AIM
Check each line of the material. Copy those containing "page".

EXCERPTED DATA
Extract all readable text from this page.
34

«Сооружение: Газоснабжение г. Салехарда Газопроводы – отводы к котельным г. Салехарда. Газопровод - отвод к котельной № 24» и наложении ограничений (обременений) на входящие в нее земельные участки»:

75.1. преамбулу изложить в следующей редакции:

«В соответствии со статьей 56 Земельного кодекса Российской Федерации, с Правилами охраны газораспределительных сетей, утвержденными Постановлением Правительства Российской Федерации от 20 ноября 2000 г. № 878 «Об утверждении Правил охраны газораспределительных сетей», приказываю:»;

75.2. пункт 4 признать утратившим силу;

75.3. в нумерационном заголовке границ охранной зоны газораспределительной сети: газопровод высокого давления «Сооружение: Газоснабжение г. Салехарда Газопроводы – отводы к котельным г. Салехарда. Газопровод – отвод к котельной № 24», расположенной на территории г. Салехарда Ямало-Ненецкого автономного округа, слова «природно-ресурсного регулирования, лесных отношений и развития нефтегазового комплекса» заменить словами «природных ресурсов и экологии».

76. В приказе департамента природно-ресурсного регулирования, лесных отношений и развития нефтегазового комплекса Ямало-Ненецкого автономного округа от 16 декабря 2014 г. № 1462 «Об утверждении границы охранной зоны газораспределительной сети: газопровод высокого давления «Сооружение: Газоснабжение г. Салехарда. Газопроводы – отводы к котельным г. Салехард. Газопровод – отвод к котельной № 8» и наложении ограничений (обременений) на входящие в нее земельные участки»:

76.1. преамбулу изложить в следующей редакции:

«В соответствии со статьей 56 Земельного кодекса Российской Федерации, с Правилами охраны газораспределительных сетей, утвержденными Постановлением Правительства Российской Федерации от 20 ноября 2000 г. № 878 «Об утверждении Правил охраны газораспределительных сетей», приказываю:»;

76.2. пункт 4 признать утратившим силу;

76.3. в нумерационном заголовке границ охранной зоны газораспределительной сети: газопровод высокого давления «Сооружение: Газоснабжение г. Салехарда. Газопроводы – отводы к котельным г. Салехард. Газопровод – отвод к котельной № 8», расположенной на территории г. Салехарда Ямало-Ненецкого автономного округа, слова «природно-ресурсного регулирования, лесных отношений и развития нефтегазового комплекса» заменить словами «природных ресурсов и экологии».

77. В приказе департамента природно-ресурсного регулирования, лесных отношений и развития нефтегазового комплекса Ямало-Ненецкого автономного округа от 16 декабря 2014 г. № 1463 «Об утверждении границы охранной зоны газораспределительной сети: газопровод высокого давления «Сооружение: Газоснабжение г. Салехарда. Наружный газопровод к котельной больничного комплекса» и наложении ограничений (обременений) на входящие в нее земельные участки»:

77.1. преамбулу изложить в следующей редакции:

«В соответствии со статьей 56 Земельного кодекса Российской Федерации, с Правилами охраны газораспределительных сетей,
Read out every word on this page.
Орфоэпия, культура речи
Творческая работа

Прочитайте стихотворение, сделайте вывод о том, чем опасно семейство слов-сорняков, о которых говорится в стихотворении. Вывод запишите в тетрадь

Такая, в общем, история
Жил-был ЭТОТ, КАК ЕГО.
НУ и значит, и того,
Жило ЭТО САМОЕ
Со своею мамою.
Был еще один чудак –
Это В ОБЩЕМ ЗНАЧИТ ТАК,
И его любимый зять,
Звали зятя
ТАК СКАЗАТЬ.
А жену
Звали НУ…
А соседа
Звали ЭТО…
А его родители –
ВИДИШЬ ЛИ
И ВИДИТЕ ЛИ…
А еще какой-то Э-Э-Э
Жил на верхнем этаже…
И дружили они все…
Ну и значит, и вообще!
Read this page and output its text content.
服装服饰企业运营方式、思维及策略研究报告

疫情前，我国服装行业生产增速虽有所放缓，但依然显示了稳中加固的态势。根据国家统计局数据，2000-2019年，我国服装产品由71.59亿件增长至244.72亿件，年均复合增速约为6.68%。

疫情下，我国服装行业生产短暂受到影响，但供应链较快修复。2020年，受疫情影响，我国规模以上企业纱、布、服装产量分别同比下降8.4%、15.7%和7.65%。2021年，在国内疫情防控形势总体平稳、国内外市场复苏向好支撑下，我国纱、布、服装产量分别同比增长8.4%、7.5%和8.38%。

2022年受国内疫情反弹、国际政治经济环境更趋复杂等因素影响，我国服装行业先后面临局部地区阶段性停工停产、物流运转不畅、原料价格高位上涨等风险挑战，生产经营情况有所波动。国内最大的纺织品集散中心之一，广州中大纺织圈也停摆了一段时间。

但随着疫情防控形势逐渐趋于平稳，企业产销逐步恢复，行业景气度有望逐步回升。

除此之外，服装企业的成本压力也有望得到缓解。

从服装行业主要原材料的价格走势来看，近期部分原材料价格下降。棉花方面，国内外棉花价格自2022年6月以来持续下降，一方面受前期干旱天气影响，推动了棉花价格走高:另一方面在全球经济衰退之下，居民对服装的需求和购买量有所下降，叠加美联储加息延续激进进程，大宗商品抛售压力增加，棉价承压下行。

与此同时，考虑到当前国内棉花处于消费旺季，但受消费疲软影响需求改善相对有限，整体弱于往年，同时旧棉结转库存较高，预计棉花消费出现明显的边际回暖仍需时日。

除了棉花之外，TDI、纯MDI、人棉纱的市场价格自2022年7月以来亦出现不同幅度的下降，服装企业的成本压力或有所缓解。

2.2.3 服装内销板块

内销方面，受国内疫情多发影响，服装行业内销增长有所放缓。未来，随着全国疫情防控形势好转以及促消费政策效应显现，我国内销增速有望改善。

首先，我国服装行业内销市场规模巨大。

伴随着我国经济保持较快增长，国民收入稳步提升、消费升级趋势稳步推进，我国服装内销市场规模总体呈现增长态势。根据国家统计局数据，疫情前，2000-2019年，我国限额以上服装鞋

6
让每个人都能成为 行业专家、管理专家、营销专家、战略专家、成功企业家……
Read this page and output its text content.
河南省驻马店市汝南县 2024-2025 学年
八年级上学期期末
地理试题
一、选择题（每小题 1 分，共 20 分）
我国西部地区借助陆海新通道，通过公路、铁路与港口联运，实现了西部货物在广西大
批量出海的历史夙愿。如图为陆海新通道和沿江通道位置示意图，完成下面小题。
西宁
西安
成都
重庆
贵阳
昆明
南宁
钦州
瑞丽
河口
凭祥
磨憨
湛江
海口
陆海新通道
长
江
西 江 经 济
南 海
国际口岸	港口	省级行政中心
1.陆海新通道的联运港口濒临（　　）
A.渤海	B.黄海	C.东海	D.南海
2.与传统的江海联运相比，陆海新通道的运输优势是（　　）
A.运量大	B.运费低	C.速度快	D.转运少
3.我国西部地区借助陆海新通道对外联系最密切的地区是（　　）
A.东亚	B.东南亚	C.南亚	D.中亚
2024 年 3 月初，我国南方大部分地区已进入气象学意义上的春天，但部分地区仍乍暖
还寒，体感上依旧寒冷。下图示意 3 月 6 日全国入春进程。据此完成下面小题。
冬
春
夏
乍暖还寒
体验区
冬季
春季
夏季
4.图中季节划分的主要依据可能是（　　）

RESULT BELOW
Extract all readable text from this page.
Read out every word on this page.
Read this page and output its text content.
Read this page and output its text content.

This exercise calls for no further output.